======== Brano proposto ========

Considerando il deficit commerciale che l’Italia ha con la Russia, l’inasprimento delle sanzioni, a livello macroeconomico, colpirebbe più le imprese russe, che non quelle italiane (anche se l’impatto si farà comunque sentire).
Il Ftse Mib, in generale, procede senza grossi patemi nella seduta del 22 febbraio (+0,14% intorno alle 13 e 20, dopo un avvio in rosso); discorso a parte, invece, per Unicredit, la banca italiana più esposta alla Russia, che perde il 2,25%.
In generale, l’effetto di mercato più eclatante, si osserva proprio nel Paese guidato da Vladimir Putin. Alla luce delle sue precedenti difficoltà economiche e del prezzo che la Russia dovrà pagare in futuro, a causa dell’attacco all’integrità territoriale ucraina, l’indice di Borsa russo continua a sprofondare. Il Moex sta cedendo il 3,57% all’indomani del discorso di Putin, con un ribasso da inizio anno pari al 22,7% che ha riportato l’indice di riferimento ai minimi dal luglio 2020. Da inizio anno il titolo del colosso energetico Gazprom, peso massimo della Borsa moscovita, ha lasciato sul terreno il 23,63%.
Come spiegato nei giorni scorsi dal think-tank Bruegel, le sanzioni che l’Occidente infliggerà alla Russia in questa crisi saranno molto più ampie di quelle messe in campo nel 2014 in seguito all’annessione illegale della Crimea. In particolare la “madre di tutte le sanzioni”, come l’ha definita il ministro degli Esteri russo Sergei Lavrov, sarebbe l’estromissione della Russia dal sistema di pagamenti internazionale Swift. “L’esclusione delle banche russe” dallo Swift “potrebbe avere un forte impatto sulla loro capacità di effettuare pagamenti transfrontalieri”, ha scritto un gruppo di autori di Bruegel, fra cui il suo direttore, Guntram Wolff, “una sanzione simile sull’Iran ha portato alla perdita di un terzo del suo commercio estero”.
“Quando l’esclusione della Russia da Swift era stata ventilata nel 2014, il governo russo ha annunciato che le misure avrebbero potuto causare una perdita fino al 5% del Pil russo”, ha aggiunto il think-tank, precisando che la mossa (ancora in fase di discussione) potrebbe minare la credibilità internazionale del sistema Swift stesso. Inoltre, aveva affermato Alberto Negri su We Wealth, questo provvedimento non potrebbe che rafforzare i legami fra Russia e Cina.

========

Compito assegnato 1: Nel brano sulle sanzioni alla Russia, quale perdita registra Unicredit nella seduta del 22 febbraio?
Compito assegnato 2: Aggiorna il brano sulle sanzioni alla Russia: riscrivi tutto il tratto che va da "Il Ftse Mib, in" giù fino a "perde il 2,25%.", mettendo "in calo" al posto di "in rosso".

======== Dati registrati ========

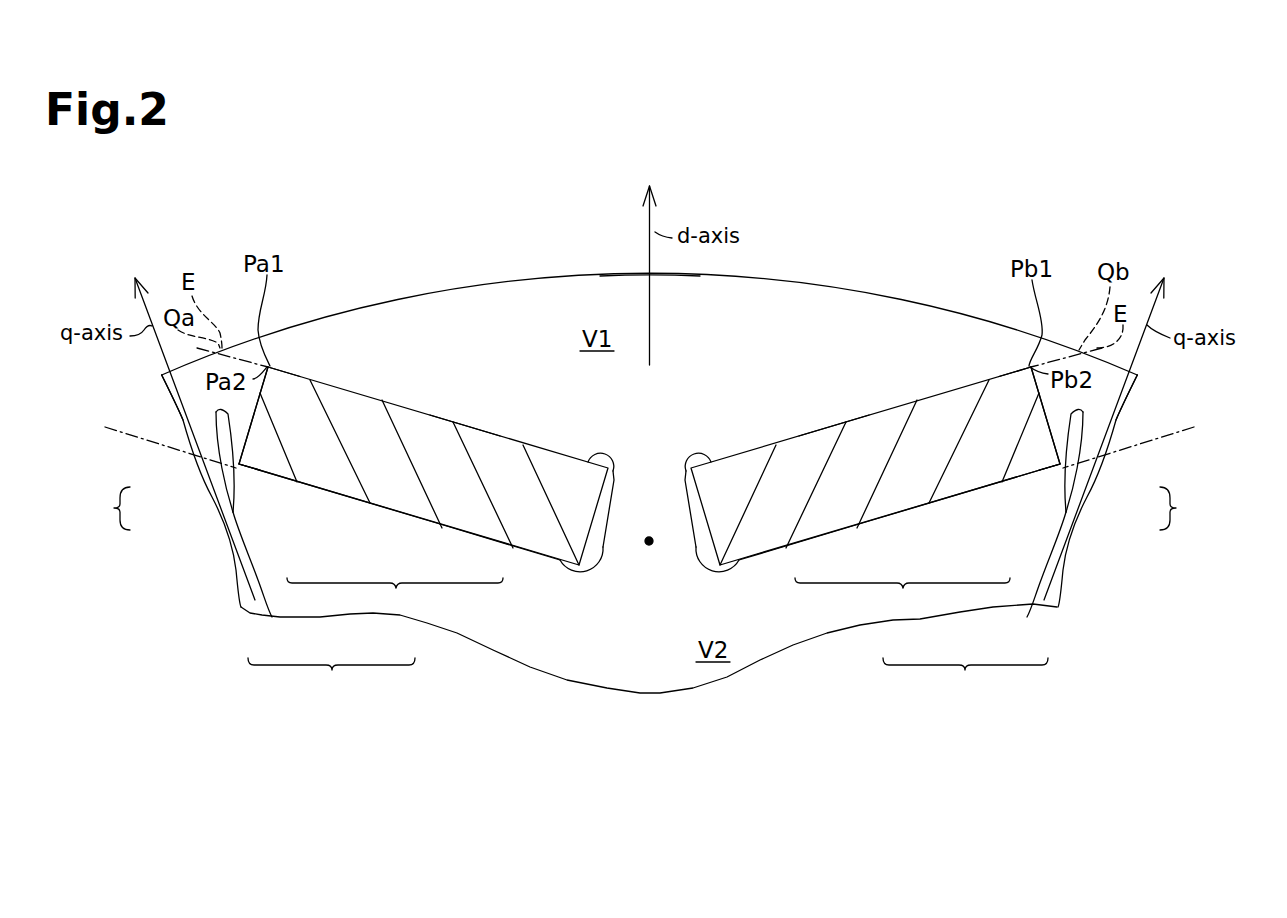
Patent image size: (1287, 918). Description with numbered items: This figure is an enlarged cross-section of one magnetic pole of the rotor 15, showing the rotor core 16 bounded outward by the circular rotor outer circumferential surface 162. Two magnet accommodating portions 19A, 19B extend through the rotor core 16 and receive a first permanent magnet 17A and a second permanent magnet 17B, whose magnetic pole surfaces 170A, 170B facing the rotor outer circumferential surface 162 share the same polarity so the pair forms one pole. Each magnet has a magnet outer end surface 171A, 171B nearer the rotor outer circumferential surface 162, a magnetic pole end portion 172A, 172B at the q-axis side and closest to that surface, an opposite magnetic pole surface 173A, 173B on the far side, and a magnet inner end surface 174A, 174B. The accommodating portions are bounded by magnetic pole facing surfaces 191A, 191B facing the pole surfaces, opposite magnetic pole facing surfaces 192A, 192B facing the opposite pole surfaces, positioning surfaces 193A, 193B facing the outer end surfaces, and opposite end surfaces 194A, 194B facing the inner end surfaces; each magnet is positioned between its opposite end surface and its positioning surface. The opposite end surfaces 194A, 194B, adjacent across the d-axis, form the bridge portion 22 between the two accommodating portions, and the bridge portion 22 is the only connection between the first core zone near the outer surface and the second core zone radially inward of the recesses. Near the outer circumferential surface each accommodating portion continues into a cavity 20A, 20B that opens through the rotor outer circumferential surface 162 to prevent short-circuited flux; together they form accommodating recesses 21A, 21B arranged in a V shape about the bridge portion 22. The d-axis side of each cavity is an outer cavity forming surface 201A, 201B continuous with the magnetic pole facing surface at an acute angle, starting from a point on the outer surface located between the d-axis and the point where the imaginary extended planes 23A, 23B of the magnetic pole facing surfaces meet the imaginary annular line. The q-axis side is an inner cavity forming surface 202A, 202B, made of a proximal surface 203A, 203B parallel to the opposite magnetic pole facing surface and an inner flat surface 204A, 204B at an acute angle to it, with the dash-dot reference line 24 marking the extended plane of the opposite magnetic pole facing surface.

The rotor 15 is at (887, 203).
The rotor core 16 is at (830, 305).
The rotor outer circumferential surface 162 is at (570, 275).
The bridge portion 22 is at (650, 548).
The reference line 24 is at (138, 436).
The first magnetic pole surface 170A is at (473, 428).
The second magnetic pole surface 170B is at (826, 428).
The first magnet outer end surface 171A is at (252, 395).
The second magnet outer end surface 171B is at (1040, 400).
The first magnetic pole end portion 172A is at (273, 364).
The second magnetic pole end portion 172B is at (1028, 367).
The first opposite magnetic pole surface 173A is at (523, 557).
The second opposite magnetic pole surface 173B is at (768, 543).
The first magnet inner end surface 174A is at (618, 510).
The second magnet inner end surface 174B is at (688, 505).
The first permanent magnet 17A is at (565, 578).
The second permanent magnet 17B is at (732, 582).
The first magnetic pole facing surface 191A is at (490, 437).
The second magnetic pole facing surface 191B is at (809, 437).
The first opposite magnetic pole facing surface 192A is at (397, 507).
The second opposite magnetic pole facing surface 192B is at (902, 507).
The first positioning surface 193A is at (260, 457).
The second positioning surface 193B is at (1039, 457).
The first opposite end surface 194A is at (607, 497).
The second opposite end surface 194B is at (692, 497).
The first magnet accommodating portion 19A is at (396, 588).
The second magnet accommodating portion 19B is at (903, 588).
The first cavity 20A is at (275, 618).
The second cavity 20B is at (1024, 618).
The first accommodating recess 21A is at (331, 680).
The second accommodating recess 21B is at (965, 680).
The imaginary extended plane of the first magnetic pole facing surface 23A is at (240, 347).
The imaginary extended plane of the second magnetic pole facing surface 23B is at (1058, 348).
The first outer cavity forming surface 201A is at (258, 350).
The second outer cavity forming surface 201B is at (1037, 356).
The first inner cavity forming surface 202A is at (90, 508).
The second inner cavity forming surface 202B is at (1202, 508).
The first proximal surface 203A is at (217, 493).
The second proximal surface 203B is at (1082, 493).
The first inner flat surface 204A is at (213, 410).
The second inner flat surface 204B is at (1086, 410).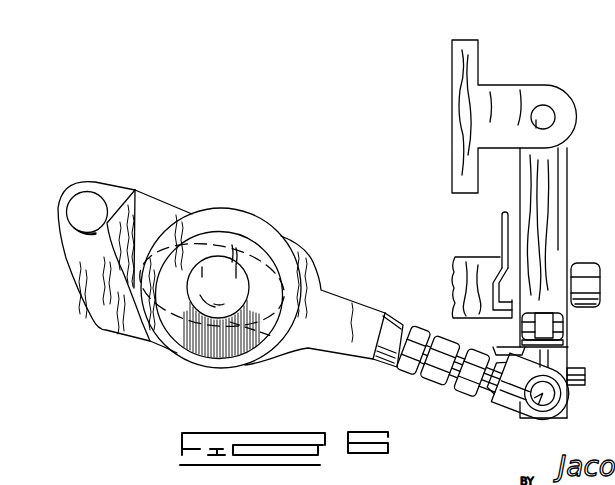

========

Risposta 1: Unicredit perde il 2,25%.

Risposta 2:
Il Ftse Mib, in generale, procede senza grossi patemi nella seduta del 22 febbraio (+0,14% intorno alle 13 e 20, dopo un avvio in calo); discorso a parte, invece, per Unicredit, la banca italiana più esposta alla Russia, che perde il 2,25%.